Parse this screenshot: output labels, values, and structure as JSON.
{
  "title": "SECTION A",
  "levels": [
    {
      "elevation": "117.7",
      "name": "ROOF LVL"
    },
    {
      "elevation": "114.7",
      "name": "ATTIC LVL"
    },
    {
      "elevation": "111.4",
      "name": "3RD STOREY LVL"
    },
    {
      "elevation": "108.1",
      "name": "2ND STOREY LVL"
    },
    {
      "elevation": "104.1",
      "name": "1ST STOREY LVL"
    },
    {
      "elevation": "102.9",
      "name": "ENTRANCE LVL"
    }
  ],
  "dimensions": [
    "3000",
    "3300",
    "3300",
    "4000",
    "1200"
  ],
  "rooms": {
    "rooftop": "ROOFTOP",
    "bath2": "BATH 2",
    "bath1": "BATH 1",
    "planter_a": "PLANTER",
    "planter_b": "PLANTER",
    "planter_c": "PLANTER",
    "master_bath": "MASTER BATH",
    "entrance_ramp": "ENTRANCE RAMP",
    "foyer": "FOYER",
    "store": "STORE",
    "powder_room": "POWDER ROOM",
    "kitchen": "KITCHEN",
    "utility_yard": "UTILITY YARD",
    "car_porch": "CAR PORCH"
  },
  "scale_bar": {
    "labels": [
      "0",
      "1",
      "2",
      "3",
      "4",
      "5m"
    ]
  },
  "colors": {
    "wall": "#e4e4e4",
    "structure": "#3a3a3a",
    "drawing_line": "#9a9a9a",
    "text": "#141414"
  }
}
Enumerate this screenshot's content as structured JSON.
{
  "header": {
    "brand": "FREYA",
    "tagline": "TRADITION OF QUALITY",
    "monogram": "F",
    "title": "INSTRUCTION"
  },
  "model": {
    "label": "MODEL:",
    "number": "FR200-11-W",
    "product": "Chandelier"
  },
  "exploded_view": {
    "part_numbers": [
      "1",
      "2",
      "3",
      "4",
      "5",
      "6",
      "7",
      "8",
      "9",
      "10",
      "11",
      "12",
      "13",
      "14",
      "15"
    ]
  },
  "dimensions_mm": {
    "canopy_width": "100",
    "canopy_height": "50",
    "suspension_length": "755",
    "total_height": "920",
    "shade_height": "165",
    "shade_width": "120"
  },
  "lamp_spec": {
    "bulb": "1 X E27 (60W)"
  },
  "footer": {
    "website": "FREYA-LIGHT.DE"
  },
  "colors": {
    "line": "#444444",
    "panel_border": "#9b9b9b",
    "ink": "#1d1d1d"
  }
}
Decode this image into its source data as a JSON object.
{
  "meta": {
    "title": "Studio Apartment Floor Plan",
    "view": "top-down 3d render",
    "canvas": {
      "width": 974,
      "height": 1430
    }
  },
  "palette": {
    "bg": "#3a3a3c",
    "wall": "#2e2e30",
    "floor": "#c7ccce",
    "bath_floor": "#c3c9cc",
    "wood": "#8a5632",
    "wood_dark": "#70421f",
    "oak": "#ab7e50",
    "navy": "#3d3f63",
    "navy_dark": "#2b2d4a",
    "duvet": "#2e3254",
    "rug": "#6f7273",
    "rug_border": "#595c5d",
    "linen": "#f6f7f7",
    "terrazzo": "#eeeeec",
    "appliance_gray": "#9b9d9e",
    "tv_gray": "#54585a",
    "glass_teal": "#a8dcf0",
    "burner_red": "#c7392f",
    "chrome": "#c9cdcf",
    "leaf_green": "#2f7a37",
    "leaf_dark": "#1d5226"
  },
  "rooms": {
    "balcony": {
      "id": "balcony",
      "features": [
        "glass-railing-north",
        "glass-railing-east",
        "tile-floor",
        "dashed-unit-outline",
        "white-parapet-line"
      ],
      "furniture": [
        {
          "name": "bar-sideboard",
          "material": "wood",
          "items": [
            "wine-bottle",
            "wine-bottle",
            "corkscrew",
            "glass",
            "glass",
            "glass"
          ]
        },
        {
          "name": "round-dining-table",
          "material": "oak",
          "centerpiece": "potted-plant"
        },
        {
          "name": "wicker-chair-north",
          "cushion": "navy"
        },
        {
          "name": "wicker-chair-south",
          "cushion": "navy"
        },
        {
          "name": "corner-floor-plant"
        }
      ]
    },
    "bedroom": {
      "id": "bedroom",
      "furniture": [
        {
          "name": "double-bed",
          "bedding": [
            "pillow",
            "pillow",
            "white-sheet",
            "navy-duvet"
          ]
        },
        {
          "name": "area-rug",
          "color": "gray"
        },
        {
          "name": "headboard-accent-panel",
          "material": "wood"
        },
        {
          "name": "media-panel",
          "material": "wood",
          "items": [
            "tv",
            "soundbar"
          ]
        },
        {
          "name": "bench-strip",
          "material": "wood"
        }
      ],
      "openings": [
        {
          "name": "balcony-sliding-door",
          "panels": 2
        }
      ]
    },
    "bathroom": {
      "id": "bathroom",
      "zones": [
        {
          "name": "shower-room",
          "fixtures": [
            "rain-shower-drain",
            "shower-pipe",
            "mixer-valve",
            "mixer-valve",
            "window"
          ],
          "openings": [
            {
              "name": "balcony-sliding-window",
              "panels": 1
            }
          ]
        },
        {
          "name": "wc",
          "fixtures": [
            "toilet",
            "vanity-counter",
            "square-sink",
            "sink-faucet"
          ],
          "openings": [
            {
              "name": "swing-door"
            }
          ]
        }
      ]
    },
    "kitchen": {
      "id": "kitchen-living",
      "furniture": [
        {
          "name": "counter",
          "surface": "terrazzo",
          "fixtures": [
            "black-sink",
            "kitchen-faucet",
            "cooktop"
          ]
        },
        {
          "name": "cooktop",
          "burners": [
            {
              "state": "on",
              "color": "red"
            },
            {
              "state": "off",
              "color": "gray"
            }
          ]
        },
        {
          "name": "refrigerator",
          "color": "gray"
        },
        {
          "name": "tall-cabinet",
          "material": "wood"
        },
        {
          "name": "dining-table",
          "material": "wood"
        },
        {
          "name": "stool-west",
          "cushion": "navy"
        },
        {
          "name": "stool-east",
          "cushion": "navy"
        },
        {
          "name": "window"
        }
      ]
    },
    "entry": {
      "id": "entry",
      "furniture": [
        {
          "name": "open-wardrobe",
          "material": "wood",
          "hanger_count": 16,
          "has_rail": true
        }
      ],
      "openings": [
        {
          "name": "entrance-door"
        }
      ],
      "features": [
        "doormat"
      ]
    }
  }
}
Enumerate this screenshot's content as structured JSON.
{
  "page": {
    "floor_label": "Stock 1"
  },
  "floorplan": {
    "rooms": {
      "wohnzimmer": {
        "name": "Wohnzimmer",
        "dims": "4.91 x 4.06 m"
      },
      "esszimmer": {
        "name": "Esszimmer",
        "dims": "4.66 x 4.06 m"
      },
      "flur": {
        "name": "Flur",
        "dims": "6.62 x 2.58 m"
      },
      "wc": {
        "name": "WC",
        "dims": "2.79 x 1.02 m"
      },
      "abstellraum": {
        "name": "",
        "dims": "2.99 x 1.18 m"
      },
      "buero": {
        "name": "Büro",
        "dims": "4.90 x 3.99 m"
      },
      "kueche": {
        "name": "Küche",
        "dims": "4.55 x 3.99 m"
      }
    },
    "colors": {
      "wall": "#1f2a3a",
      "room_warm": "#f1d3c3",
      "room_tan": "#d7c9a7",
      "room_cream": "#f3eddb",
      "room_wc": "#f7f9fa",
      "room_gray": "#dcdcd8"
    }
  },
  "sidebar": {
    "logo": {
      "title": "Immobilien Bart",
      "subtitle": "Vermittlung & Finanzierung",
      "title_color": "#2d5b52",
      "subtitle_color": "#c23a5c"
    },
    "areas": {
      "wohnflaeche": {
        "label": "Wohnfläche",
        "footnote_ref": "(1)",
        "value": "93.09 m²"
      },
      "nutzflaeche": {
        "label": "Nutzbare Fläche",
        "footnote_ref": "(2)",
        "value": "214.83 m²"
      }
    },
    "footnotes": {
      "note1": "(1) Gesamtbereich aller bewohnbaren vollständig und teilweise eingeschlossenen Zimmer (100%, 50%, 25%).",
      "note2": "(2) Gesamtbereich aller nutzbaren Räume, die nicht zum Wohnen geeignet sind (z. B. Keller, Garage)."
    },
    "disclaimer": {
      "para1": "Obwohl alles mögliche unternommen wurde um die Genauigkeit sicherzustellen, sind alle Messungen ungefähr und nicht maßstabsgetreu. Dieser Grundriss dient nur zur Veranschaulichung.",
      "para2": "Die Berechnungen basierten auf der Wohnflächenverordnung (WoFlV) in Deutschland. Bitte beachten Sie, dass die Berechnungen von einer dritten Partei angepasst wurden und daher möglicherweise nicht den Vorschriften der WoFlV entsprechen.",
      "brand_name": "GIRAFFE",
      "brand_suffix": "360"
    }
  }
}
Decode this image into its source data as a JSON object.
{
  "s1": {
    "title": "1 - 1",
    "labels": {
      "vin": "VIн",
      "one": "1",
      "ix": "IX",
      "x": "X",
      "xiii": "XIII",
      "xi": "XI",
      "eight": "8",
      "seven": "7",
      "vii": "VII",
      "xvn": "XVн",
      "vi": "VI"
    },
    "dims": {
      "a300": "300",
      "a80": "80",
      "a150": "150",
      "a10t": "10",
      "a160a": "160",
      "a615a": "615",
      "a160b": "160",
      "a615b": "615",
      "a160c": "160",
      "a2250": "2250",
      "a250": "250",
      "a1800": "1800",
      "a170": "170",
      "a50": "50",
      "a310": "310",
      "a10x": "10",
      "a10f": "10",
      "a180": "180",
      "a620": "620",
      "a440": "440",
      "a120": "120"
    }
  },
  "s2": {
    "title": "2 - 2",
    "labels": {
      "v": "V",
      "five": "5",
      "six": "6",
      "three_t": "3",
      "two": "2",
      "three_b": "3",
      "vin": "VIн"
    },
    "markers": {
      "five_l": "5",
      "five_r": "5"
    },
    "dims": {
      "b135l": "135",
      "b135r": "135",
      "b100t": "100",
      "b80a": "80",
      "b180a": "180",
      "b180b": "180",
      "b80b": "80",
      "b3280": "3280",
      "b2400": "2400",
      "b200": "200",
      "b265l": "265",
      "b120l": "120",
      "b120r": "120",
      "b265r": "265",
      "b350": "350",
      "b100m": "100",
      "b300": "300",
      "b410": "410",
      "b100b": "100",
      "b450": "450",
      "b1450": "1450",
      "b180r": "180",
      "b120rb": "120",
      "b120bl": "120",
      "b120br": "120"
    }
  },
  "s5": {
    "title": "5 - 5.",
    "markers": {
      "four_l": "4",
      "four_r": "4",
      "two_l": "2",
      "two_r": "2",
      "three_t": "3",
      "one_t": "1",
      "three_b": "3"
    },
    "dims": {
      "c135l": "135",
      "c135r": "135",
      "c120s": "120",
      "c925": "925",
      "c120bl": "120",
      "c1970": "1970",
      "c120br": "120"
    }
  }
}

☆ ☆ ☆ ☆ ☆

#### [WHAT THE TASK REQUIRES]
Give nothing but the number of lines containing the string "kitchen".

#### [RESULT FOR THIS TASK]
4